Work required:
Reproduce the listing below exactly. Pictures do not belong in the copy.
---
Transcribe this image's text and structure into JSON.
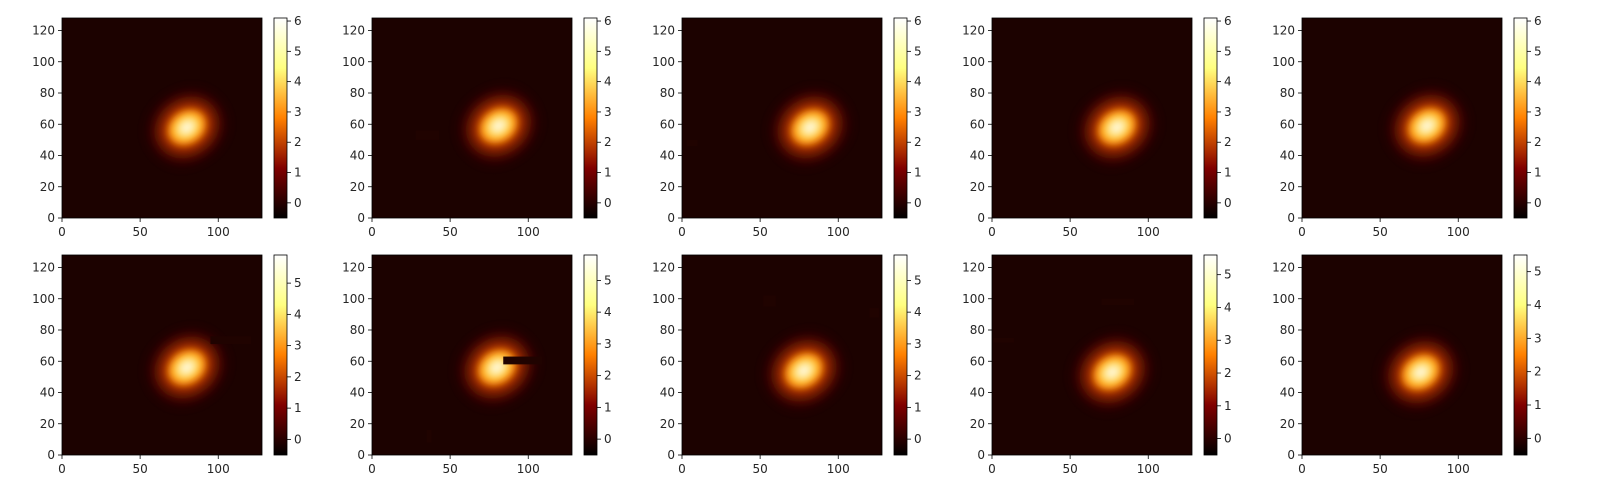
{
  "chart_data": [
    {
      "type": "heatmap",
      "x_ticks": [
        0,
        50,
        100
      ],
      "y_ticks": [
        0,
        20,
        40,
        60,
        80,
        100,
        120
      ],
      "xlim": [
        0,
        128
      ],
      "ylim": [
        0,
        128
      ],
      "colormap": "afmhot",
      "colorbar_range": [
        -0.5,
        6.1
      ],
      "colorbar_ticks": [
        0,
        1,
        2,
        3,
        4,
        5,
        6
      ],
      "blob_center": [
        80,
        58
      ],
      "occlusions": []
    },
    {
      "type": "heatmap",
      "x_ticks": [
        0,
        50,
        100
      ],
      "y_ticks": [
        0,
        20,
        40,
        60,
        80,
        100,
        120
      ],
      "xlim": [
        0,
        128
      ],
      "ylim": [
        0,
        128
      ],
      "colormap": "afmhot",
      "colorbar_range": [
        -0.5,
        6.1
      ],
      "colorbar_ticks": [
        0,
        1,
        2,
        3,
        4,
        5,
        6
      ],
      "blob_center": [
        81,
        59
      ],
      "occlusions": [
        [
          28,
          50,
          43,
          56
        ]
      ]
    },
    {
      "type": "heatmap",
      "x_ticks": [
        0,
        50,
        100
      ],
      "y_ticks": [
        0,
        20,
        40,
        60,
        80,
        100,
        120
      ],
      "xlim": [
        0,
        128
      ],
      "ylim": [
        0,
        128
      ],
      "colormap": "afmhot",
      "colorbar_range": [
        -0.5,
        6.1
      ],
      "colorbar_ticks": [
        0,
        1,
        2,
        3,
        4,
        5,
        6
      ],
      "blob_center": [
        82,
        58
      ],
      "occlusions": [
        [
          3,
          46,
          10,
          50
        ]
      ]
    },
    {
      "type": "heatmap",
      "x_ticks": [
        0,
        50,
        100
      ],
      "y_ticks": [
        0,
        20,
        40,
        60,
        80,
        100,
        120
      ],
      "xlim": [
        0,
        128
      ],
      "ylim": [
        0,
        128
      ],
      "colormap": "afmhot",
      "colorbar_range": [
        -0.5,
        6.1
      ],
      "colorbar_ticks": [
        0,
        1,
        2,
        3,
        4,
        5,
        6
      ],
      "blob_center": [
        80,
        58
      ],
      "occlusions": []
    },
    {
      "type": "heatmap",
      "x_ticks": [
        0,
        50,
        100
      ],
      "y_ticks": [
        0,
        20,
        40,
        60,
        80,
        100,
        120
      ],
      "xlim": [
        0,
        128
      ],
      "ylim": [
        0,
        128
      ],
      "colormap": "afmhot",
      "colorbar_range": [
        -0.5,
        6.1
      ],
      "colorbar_ticks": [
        0,
        1,
        2,
        3,
        4,
        5,
        6
      ],
      "blob_center": [
        80,
        59
      ],
      "occlusions": []
    },
    {
      "type": "heatmap",
      "x_ticks": [
        0,
        50,
        100
      ],
      "y_ticks": [
        0,
        20,
        40,
        60,
        80,
        100,
        120
      ],
      "xlim": [
        0,
        128
      ],
      "ylim": [
        0,
        128
      ],
      "colormap": "afmhot",
      "colorbar_range": [
        -0.5,
        5.9
      ],
      "colorbar_ticks": [
        0,
        1,
        2,
        3,
        4,
        5
      ],
      "blob_center": [
        80,
        56
      ],
      "occlusions": [
        [
          95,
          71,
          121,
          76
        ]
      ]
    },
    {
      "type": "heatmap",
      "x_ticks": [
        0,
        50,
        100
      ],
      "y_ticks": [
        0,
        20,
        40,
        60,
        80,
        100,
        120
      ],
      "xlim": [
        0,
        128
      ],
      "ylim": [
        0,
        128
      ],
      "colormap": "afmhot",
      "colorbar_range": [
        -0.5,
        5.8
      ],
      "colorbar_ticks": [
        0,
        1,
        2,
        3,
        4,
        5
      ],
      "blob_center": [
        80,
        56
      ],
      "occlusions": [
        [
          84,
          58,
          109,
          63
        ],
        [
          35,
          8,
          38,
          16
        ]
      ]
    },
    {
      "type": "heatmap",
      "x_ticks": [
        0,
        50,
        100
      ],
      "y_ticks": [
        0,
        20,
        40,
        60,
        80,
        100,
        120
      ],
      "xlim": [
        0,
        128
      ],
      "ylim": [
        0,
        128
      ],
      "colormap": "afmhot",
      "colorbar_range": [
        -0.5,
        5.8
      ],
      "colorbar_ticks": [
        0,
        1,
        2,
        3,
        4,
        5
      ],
      "blob_center": [
        78,
        54
      ],
      "occlusions": [
        [
          52,
          95,
          60,
          102
        ],
        [
          120,
          88,
          126,
          94
        ]
      ]
    },
    {
      "type": "heatmap",
      "x_ticks": [
        0,
        50,
        100
      ],
      "y_ticks": [
        0,
        20,
        40,
        60,
        80,
        100,
        120
      ],
      "xlim": [
        0,
        128
      ],
      "ylim": [
        0,
        128
      ],
      "colormap": "afmhot",
      "colorbar_range": [
        -0.5,
        5.6
      ],
      "colorbar_ticks": [
        0,
        1,
        2,
        3,
        4,
        5
      ],
      "blob_center": [
        77,
        53
      ],
      "occlusions": [
        [
          70,
          96,
          91,
          100
        ],
        [
          1,
          72,
          14,
          75
        ]
      ]
    },
    {
      "type": "heatmap",
      "x_ticks": [
        0,
        50,
        100
      ],
      "y_ticks": [
        0,
        20,
        40,
        60,
        80,
        100,
        120
      ],
      "xlim": [
        0,
        128
      ],
      "ylim": [
        0,
        128
      ],
      "colormap": "afmhot",
      "colorbar_range": [
        -0.5,
        5.5
      ],
      "colorbar_ticks": [
        0,
        1,
        2,
        3,
        4,
        5
      ],
      "blob_center": [
        76,
        53
      ],
      "occlusions": []
    }
  ]
}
---
Result of this exercise:
Transcribe this image's text and structure into JSON.
{
  "chart_data": [
    {
      "type": "heatmap",
      "x_ticks": [
        0,
        50,
        100
      ],
      "y_ticks": [
        0,
        20,
        40,
        60,
        80,
        100,
        120
      ],
      "xlim": [
        0,
        128
      ],
      "ylim": [
        0,
        128
      ],
      "colormap": "afmhot",
      "colorbar_range": [
        -0.5,
        6.1
      ],
      "colorbar_ticks": [
        0,
        1,
        2,
        3,
        4,
        5,
        6
      ],
      "blob_center": [
        80,
        58
      ],
      "occlusions": []
    },
    {
      "type": "heatmap",
      "x_ticks": [
        0,
        50,
        100
      ],
      "y_ticks": [
        0,
        20,
        40,
        60,
        80,
        100,
        120
      ],
      "xlim": [
        0,
        128
      ],
      "ylim": [
        0,
        128
      ],
      "colormap": "afmhot",
      "colorbar_range": [
        -0.5,
        6.1
      ],
      "colorbar_ticks": [
        0,
        1,
        2,
        3,
        4,
        5,
        6
      ],
      "blob_center": [
        81,
        59
      ],
      "occlusions": [
        [
          28,
          50,
          43,
          56
        ]
      ]
    },
    {
      "type": "heatmap",
      "x_ticks": [
        0,
        50,
        100
      ],
      "y_ticks": [
        0,
        20,
        40,
        60,
        80,
        100,
        120
      ],
      "xlim": [
        0,
        128
      ],
      "ylim": [
        0,
        128
      ],
      "colormap": "afmhot",
      "colorbar_range": [
        -0.5,
        6.1
      ],
      "colorbar_ticks": [
        0,
        1,
        2,
        3,
        4,
        5,
        6
      ],
      "blob_center": [
        82,
        58
      ],
      "occlusions": [
        [
          3,
          46,
          10,
          50
        ]
      ]
    },
    {
      "type": "heatmap",
      "x_ticks": [
        0,
        50,
        100
      ],
      "y_ticks": [
        0,
        20,
        40,
        60,
        80,
        100,
        120
      ],
      "xlim": [
        0,
        128
      ],
      "ylim": [
        0,
        128
      ],
      "colormap": "afmhot",
      "colorbar_range": [
        -0.5,
        6.1
      ],
      "colorbar_ticks": [
        0,
        1,
        2,
        3,
        4,
        5,
        6
      ],
      "blob_center": [
        80,
        58
      ],
      "occlusions": []
    },
    {
      "type": "heatmap",
      "x_ticks": [
        0,
        50,
        100
      ],
      "y_ticks": [
        0,
        20,
        40,
        60,
        80,
        100,
        120
      ],
      "xlim": [
        0,
        128
      ],
      "ylim": [
        0,
        128
      ],
      "colormap": "afmhot",
      "colorbar_range": [
        -0.5,
        6.1
      ],
      "colorbar_ticks": [
        0,
        1,
        2,
        3,
        4,
        5,
        6
      ],
      "blob_center": [
        80,
        59
      ],
      "occlusions": []
    },
    {
      "type": "heatmap",
      "x_ticks": [
        0,
        50,
        100
      ],
      "y_ticks": [
        0,
        20,
        40,
        60,
        80,
        100,
        120
      ],
      "xlim": [
        0,
        128
      ],
      "ylim": [
        0,
        128
      ],
      "colormap": "afmhot",
      "colorbar_range": [
        -0.5,
        5.9
      ],
      "colorbar_ticks": [
        0,
        1,
        2,
        3,
        4,
        5
      ],
      "blob_center": [
        80,
        56
      ],
      "occlusions": [
        [
          95,
          71,
          121,
          76
        ]
      ]
    },
    {
      "type": "heatmap",
      "x_ticks": [
        0,
        50,
        100
      ],
      "y_ticks": [
        0,
        20,
        40,
        60,
        80,
        100,
        120
      ],
      "xlim": [
        0,
        128
      ],
      "ylim": [
        0,
        128
      ],
      "colormap": "afmhot",
      "colorbar_range": [
        -0.5,
        5.8
      ],
      "colorbar_ticks": [
        0,
        1,
        2,
        3,
        4,
        5
      ],
      "blob_center": [
        80,
        56
      ],
      "occlusions": [
        [
          84,
          58,
          109,
          63
        ],
        [
          35,
          8,
          38,
          16
        ]
      ]
    },
    {
      "type": "heatmap",
      "x_ticks": [
        0,
        50,
        100
      ],
      "y_ticks": [
        0,
        20,
        40,
        60,
        80,
        100,
        120
      ],
      "xlim": [
        0,
        128
      ],
      "ylim": [
        0,
        128
      ],
      "colormap": "afmhot",
      "colorbar_range": [
        -0.5,
        5.8
      ],
      "colorbar_ticks": [
        0,
        1,
        2,
        3,
        4,
        5
      ],
      "blob_center": [
        78,
        54
      ],
      "occlusions": [
        [
          52,
          95,
          60,
          102
        ],
        [
          120,
          88,
          126,
          94
        ]
      ]
    },
    {
      "type": "heatmap",
      "x_ticks": [
        0,
        50,
        100
      ],
      "y_ticks": [
        0,
        20,
        40,
        60,
        80,
        100,
        120
      ],
      "xlim": [
        0,
        128
      ],
      "ylim": [
        0,
        128
      ],
      "colormap": "afmhot",
      "colorbar_range": [
        -0.5,
        5.6
      ],
      "colorbar_ticks": [
        0,
        1,
        2,
        3,
        4,
        5
      ],
      "blob_center": [
        77,
        53
      ],
      "occlusions": [
        [
          70,
          96,
          91,
          100
        ],
        [
          1,
          72,
          14,
          75
        ]
      ]
    },
    {
      "type": "heatmap",
      "x_ticks": [
        0,
        50,
        100
      ],
      "y_ticks": [
        0,
        20,
        40,
        60,
        80,
        100,
        120
      ],
      "xlim": [
        0,
        128
      ],
      "ylim": [
        0,
        128
      ],
      "colormap": "afmhot",
      "colorbar_range": [
        -0.5,
        5.5
      ],
      "colorbar_ticks": [
        0,
        1,
        2,
        3,
        4,
        5
      ],
      "blob_center": [
        76,
        53
      ],
      "occlusions": []
    }
  ]
}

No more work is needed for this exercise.